## [WHAT TO PRODUCE]
Transcribe the records that follow exactly. Skip the pictures.

Stored dataset items
......

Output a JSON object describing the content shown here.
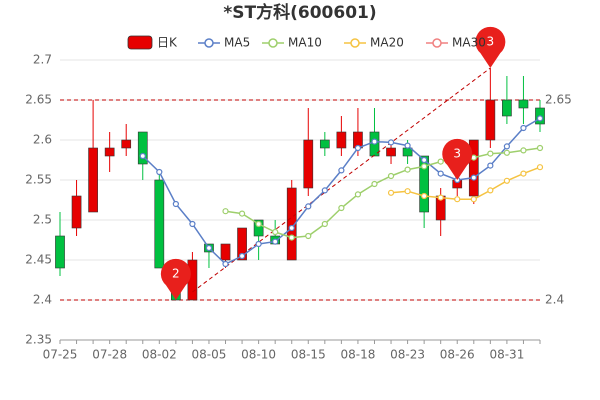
{
  "chart_data": {
    "type": "candlestick",
    "title": "*ST方科(600601)",
    "categories": [
      "07-25",
      null,
      null,
      "07-28",
      null,
      null,
      "08-02",
      null,
      null,
      "08-05",
      null,
      null,
      "08-10",
      null,
      null,
      "08-15",
      null,
      null,
      "08-18",
      null,
      null,
      "08-23",
      null,
      null,
      "08-26",
      null,
      null,
      "08-31",
      null,
      null
    ],
    "candles": {
      "name": "日K",
      "up_color": "#e60000",
      "down_color": "#00c040",
      "open": [
        2.48,
        2.49,
        2.51,
        2.58,
        2.59,
        2.61,
        2.55,
        2.43,
        2.4,
        2.47,
        2.45,
        2.45,
        2.5,
        2.48,
        2.45,
        2.54,
        2.6,
        2.59,
        2.59,
        2.61,
        2.58,
        2.59,
        2.58,
        2.5,
        2.54,
        2.53,
        2.6,
        2.65,
        2.65,
        2.64
      ],
      "high": [
        2.51,
        2.55,
        2.65,
        2.61,
        2.62,
        2.61,
        2.56,
        2.44,
        2.46,
        2.47,
        2.47,
        2.49,
        2.5,
        2.5,
        2.55,
        2.64,
        2.61,
        2.63,
        2.64,
        2.64,
        2.6,
        2.6,
        2.58,
        2.54,
        2.57,
        2.6,
        2.69,
        2.68,
        2.68,
        2.65
      ],
      "low": [
        2.43,
        2.48,
        2.51,
        2.56,
        2.58,
        2.55,
        2.44,
        2.4,
        2.4,
        2.44,
        2.44,
        2.45,
        2.45,
        2.47,
        2.45,
        2.53,
        2.58,
        2.58,
        2.58,
        2.58,
        2.57,
        2.57,
        2.49,
        2.48,
        2.53,
        2.52,
        2.59,
        2.62,
        2.62,
        2.61
      ],
      "close": [
        2.44,
        2.53,
        2.59,
        2.59,
        2.6,
        2.57,
        2.44,
        2.4,
        2.45,
        2.46,
        2.47,
        2.49,
        2.48,
        2.47,
        2.54,
        2.6,
        2.59,
        2.61,
        2.61,
        2.58,
        2.59,
        2.58,
        2.51,
        2.53,
        2.55,
        2.6,
        2.65,
        2.63,
        2.64,
        2.62
      ]
    },
    "series": [
      {
        "name": "MA5",
        "color": "#5b7fc7",
        "values": [
          null,
          null,
          null,
          null,
          null,
          2.58,
          2.56,
          2.52,
          2.495,
          2.465,
          2.445,
          2.455,
          2.47,
          2.473,
          2.49,
          2.517,
          2.537,
          2.562,
          2.59,
          2.598,
          2.597,
          2.593,
          2.575,
          2.558,
          2.55,
          2.553,
          2.568,
          2.592,
          2.615,
          2.627
        ]
      },
      {
        "name": "MA10",
        "color": "#9ecf6c",
        "values": [
          null,
          null,
          null,
          null,
          null,
          null,
          null,
          null,
          null,
          null,
          2.511,
          2.508,
          2.495,
          2.485,
          2.478,
          2.48,
          2.495,
          2.515,
          2.532,
          2.545,
          2.555,
          2.563,
          2.567,
          2.573,
          2.578,
          2.578,
          2.583,
          2.584,
          2.587,
          2.59
        ]
      },
      {
        "name": "MA20",
        "color": "#f5c342",
        "values": [
          null,
          null,
          null,
          null,
          null,
          null,
          null,
          null,
          null,
          null,
          null,
          null,
          null,
          null,
          null,
          null,
          null,
          null,
          null,
          null,
          2.534,
          2.536,
          2.53,
          2.528,
          2.526,
          2.526,
          2.537,
          2.549,
          2.558,
          2.566
        ]
      },
      {
        "name": "MA30",
        "color": "#f08080",
        "values": [
          null,
          null,
          null,
          null,
          null,
          null,
          null,
          null,
          null,
          null,
          null,
          null,
          null,
          null,
          null,
          null,
          null,
          null,
          null,
          null,
          null,
          null,
          null,
          null,
          null,
          null,
          null,
          null,
          null,
          null
        ]
      }
    ],
    "ylim": [
      2.35,
      2.7
    ],
    "yticks": [
      2.35,
      2.4,
      2.45,
      2.5,
      2.55,
      2.6,
      2.65,
      2.7
    ],
    "grid": true,
    "ref_lines": [
      2.65,
      2.4
    ],
    "ref_color": "#c00000",
    "trend_line": {
      "from_index": 8,
      "from": 2.41,
      "to_index": 26,
      "to": 2.69
    },
    "markers": [
      {
        "label": "2",
        "index": 7,
        "value": 2.4
      },
      {
        "label": "3",
        "index": 24,
        "value": 2.55
      },
      {
        "label": "3",
        "index": 26,
        "value": 2.69
      }
    ]
  }
}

......

## [FULL ANSWER]
Output a JSON object describing the content shown here.
{
  "chart_data": {
    "type": "candlestick",
    "title": "*ST方科(600601)",
    "categories": [
      "07-25",
      null,
      null,
      "07-28",
      null,
      null,
      "08-02",
      null,
      null,
      "08-05",
      null,
      null,
      "08-10",
      null,
      null,
      "08-15",
      null,
      null,
      "08-18",
      null,
      null,
      "08-23",
      null,
      null,
      "08-26",
      null,
      null,
      "08-31",
      null,
      null
    ],
    "candles": {
      "name": "日K",
      "up_color": "#e60000",
      "down_color": "#00c040",
      "open": [
        2.48,
        2.49,
        2.51,
        2.58,
        2.59,
        2.61,
        2.55,
        2.43,
        2.4,
        2.47,
        2.45,
        2.45,
        2.5,
        2.48,
        2.45,
        2.54,
        2.6,
        2.59,
        2.59,
        2.61,
        2.58,
        2.59,
        2.58,
        2.5,
        2.54,
        2.53,
        2.6,
        2.65,
        2.65,
        2.64
      ],
      "high": [
        2.51,
        2.55,
        2.65,
        2.61,
        2.62,
        2.61,
        2.56,
        2.44,
        2.46,
        2.47,
        2.47,
        2.49,
        2.5,
        2.5,
        2.55,
        2.64,
        2.61,
        2.63,
        2.64,
        2.64,
        2.6,
        2.6,
        2.58,
        2.54,
        2.57,
        2.6,
        2.69,
        2.68,
        2.68,
        2.65
      ],
      "low": [
        2.43,
        2.48,
        2.51,
        2.56,
        2.58,
        2.55,
        2.44,
        2.4,
        2.4,
        2.44,
        2.44,
        2.45,
        2.45,
        2.47,
        2.45,
        2.53,
        2.58,
        2.58,
        2.58,
        2.58,
        2.57,
        2.57,
        2.49,
        2.48,
        2.53,
        2.52,
        2.59,
        2.62,
        2.62,
        2.61
      ],
      "close": [
        2.44,
        2.53,
        2.59,
        2.59,
        2.6,
        2.57,
        2.44,
        2.4,
        2.45,
        2.46,
        2.47,
        2.49,
        2.48,
        2.47,
        2.54,
        2.6,
        2.59,
        2.61,
        2.61,
        2.58,
        2.59,
        2.58,
        2.51,
        2.53,
        2.55,
        2.6,
        2.65,
        2.63,
        2.64,
        2.62
      ]
    },
    "series": [
      {
        "name": "MA5",
        "color": "#5b7fc7",
        "values": [
          null,
          null,
          null,
          null,
          null,
          2.58,
          2.56,
          2.52,
          2.495,
          2.465,
          2.445,
          2.455,
          2.47,
          2.473,
          2.49,
          2.517,
          2.537,
          2.562,
          2.59,
          2.598,
          2.597,
          2.593,
          2.575,
          2.558,
          2.55,
          2.553,
          2.568,
          2.592,
          2.615,
          2.627
        ]
      },
      {
        "name": "MA10",
        "color": "#9ecf6c",
        "values": [
          null,
          null,
          null,
          null,
          null,
          null,
          null,
          null,
          null,
          null,
          2.511,
          2.508,
          2.495,
          2.485,
          2.478,
          2.48,
          2.495,
          2.515,
          2.532,
          2.545,
          2.555,
          2.563,
          2.567,
          2.573,
          2.578,
          2.578,
          2.583,
          2.584,
          2.587,
          2.59
        ]
      },
      {
        "name": "MA20",
        "color": "#f5c342",
        "values": [
          null,
          null,
          null,
          null,
          null,
          null,
          null,
          null,
          null,
          null,
          null,
          null,
          null,
          null,
          null,
          null,
          null,
          null,
          null,
          null,
          2.534,
          2.536,
          2.53,
          2.528,
          2.526,
          2.526,
          2.537,
          2.549,
          2.558,
          2.566
        ]
      },
      {
        "name": "MA30",
        "color": "#f08080",
        "values": [
          null,
          null,
          null,
          null,
          null,
          null,
          null,
          null,
          null,
          null,
          null,
          null,
          null,
          null,
          null,
          null,
          null,
          null,
          null,
          null,
          null,
          null,
          null,
          null,
          null,
          null,
          null,
          null,
          null,
          null
        ]
      }
    ],
    "ylim": [
      2.35,
      2.7
    ],
    "yticks": [
      2.35,
      2.4,
      2.45,
      2.5,
      2.55,
      2.6,
      2.65,
      2.7
    ],
    "grid": true,
    "ref_lines": [
      2.65,
      2.4
    ],
    "ref_color": "#c00000",
    "trend_line": {
      "from_index": 8,
      "from": 2.41,
      "to_index": 26,
      "to": 2.69
    },
    "markers": [
      {
        "label": "2",
        "index": 7,
        "value": 2.4
      },
      {
        "label": "3",
        "index": 24,
        "value": 2.55
      },
      {
        "label": "3",
        "index": 26,
        "value": 2.69
      }
    ]
  }
}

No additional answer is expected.